◆ Records for the exercise ◆
## START
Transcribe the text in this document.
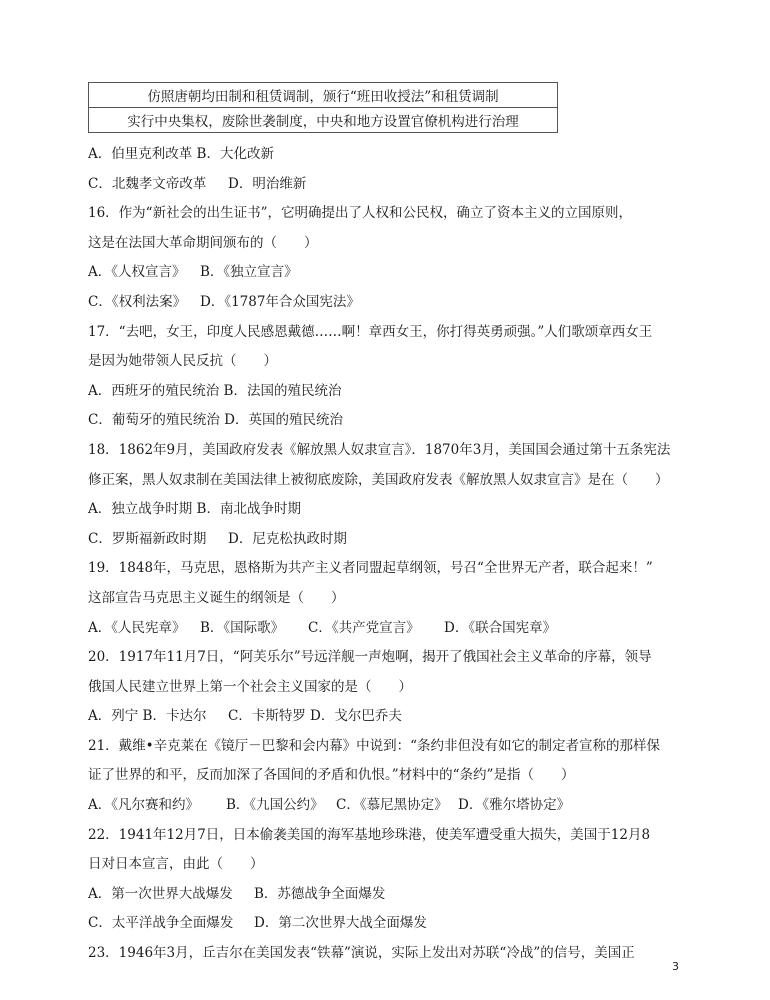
仿照唐朝均田制和租赁调制，颁行“班田收授法”和租赁调制
实行中央集权，废除世袭制度，中央和地方设置官僚机构进行治理
A．伯里克利改革 B．大化改新
C．北魏孝文帝改革 D．明治维新
16．作为“新社会的出生证书”，它明确提出了人权和公民权，确立了资本主义的立国原则，
这是在法国大革命期间颁布的（　　）
A．《人权宣言》 B．《独立宣言》
C．《权利法案》 D．《1787年合众国宪法》
17．“去吧，女王，印度人民感恩戴德……啊！章西女王，你打得英勇顽强。”人们歌颂章西女王
是因为她带领人民反抗（　　）
A．西班牙的殖民统治 B．法国的殖民统治
C．葡萄牙的殖民统治 D．英国的殖民统治
18．1862年9月，美国政府发表《解放黑人奴隶宣言》．1870年3月，美国国会通过第十五条宪法
修正案，黑人奴隶制在美国法律上被彻底废除，美国政府发表《解放黑人奴隶宣言》是在（　　）
A．独立战争时期 B．南北战争时期
C．罗斯福新政时期 D．尼克松执政时期
19．1848年，马克思，恩格斯为共产主义者同盟起草纲领，号召“全世界无产者，联合起来！”
这部宣告马克思主义诞生的纲领是（　　）
A．《人民宪章》 B．《国际歌》 C．《共产党宣言》 D．《联合国宪章》
20．1917年11月7日，“阿芙乐尔”号远洋舰一声炮啊，揭开了俄国社会主义革命的序幕，领导
俄国人民建立世界上第一个社会主义国家的是（　　）
A．列宁 B．卡达尔 C．卡斯特罗 D．戈尔巴乔夫
21．戴维•辛克莱在《镜厅－巴黎和会内幕》中说到：“条约非但没有如它的制定者宣称的那样保
证了世界的和平，反而加深了各国间的矛盾和仇恨。”材料中的“条约”是指（　　）
A．《凡尔赛和约》 B．《九国公约》 C．《慕尼黑协定》 D．《雅尔塔协定》
22．1941年12月7日，日本偷袭美国的海军基地珍珠港，使美军遭受重大损失，美国于12月8
日对日本宣言，由此（　　）
A．第一次世界大战爆发 B．苏德战争全面爆发
C．太平洋战争全面爆发 D．第二次世界大战全面爆发
23．1946年3月，丘吉尔在美国发表“铁幕”演说，实际上发出对苏联“冷战”的信号，美国正
3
## END
◆ Exercise instructions ◆
Every line of text is to be repeated exactly; pictures are left out.

◆ Answer to this task ◆
Transcribe the text in this document.
仿照唐朝均田制和租赁调制，颁行“班田收授法”和租赁调制
实行中央集权，废除世袭制度，中央和地方设置官僚机构进行治理
A．伯里克利改革 B．大化改新
C．北魏孝文帝改革 D．明治维新
16．作为“新社会的出生证书”，它明确提出了人权和公民权，确立了资本主义的立国原则，
这是在法国大革命期间颁布的（　　）
A．《人权宣言》 B．《独立宣言》
C．《权利法案》 D．《1787年合众国宪法》
17．“去吧，女王，印度人民感恩戴德……啊！章西女王，你打得英勇顽强。”人们歌颂章西女王
是因为她带领人民反抗（　　）
A．西班牙的殖民统治 B．法国的殖民统治
C．葡萄牙的殖民统治 D．英国的殖民统治
18．1862年9月，美国政府发表《解放黑人奴隶宣言》．1870年3月，美国国会通过第十五条宪法
修正案，黑人奴隶制在美国法律上被彻底废除，美国政府发表《解放黑人奴隶宣言》是在（　　）
A．独立战争时期 B．南北战争时期
C．罗斯福新政时期 D．尼克松执政时期
19．1848年，马克思，恩格斯为共产主义者同盟起草纲领，号召“全世界无产者，联合起来！”
这部宣告马克思主义诞生的纲领是（　　）
A．《人民宪章》 B．《国际歌》 C．《共产党宣言》 D．《联合国宪章》
20．1917年11月7日，“阿芙乐尔”号远洋舰一声炮啊，揭开了俄国社会主义革命的序幕，领导
俄国人民建立世界上第一个社会主义国家的是（　　）
A．列宁 B．卡达尔 C．卡斯特罗 D．戈尔巴乔夫
21．戴维•辛克莱在《镜厅－巴黎和会内幕》中说到：“条约非但没有如它的制定者宣称的那样保
证了世界的和平，反而加深了各国间的矛盾和仇恨。”材料中的“条约”是指（　　）
A．《凡尔赛和约》 B．《九国公约》 C．《慕尼黑协定》 D．《雅尔塔协定》
22．1941年12月7日，日本偷袭美国的海军基地珍珠港，使美军遭受重大损失，美国于12月8
日对日本宣言，由此（　　）
A．第一次世界大战爆发 B．苏德战争全面爆发
C．太平洋战争全面爆发 D．第二次世界大战全面爆发
23．1946年3月，丘吉尔在美国发表“铁幕”演说，实际上发出对苏联“冷战”的信号，美国正
3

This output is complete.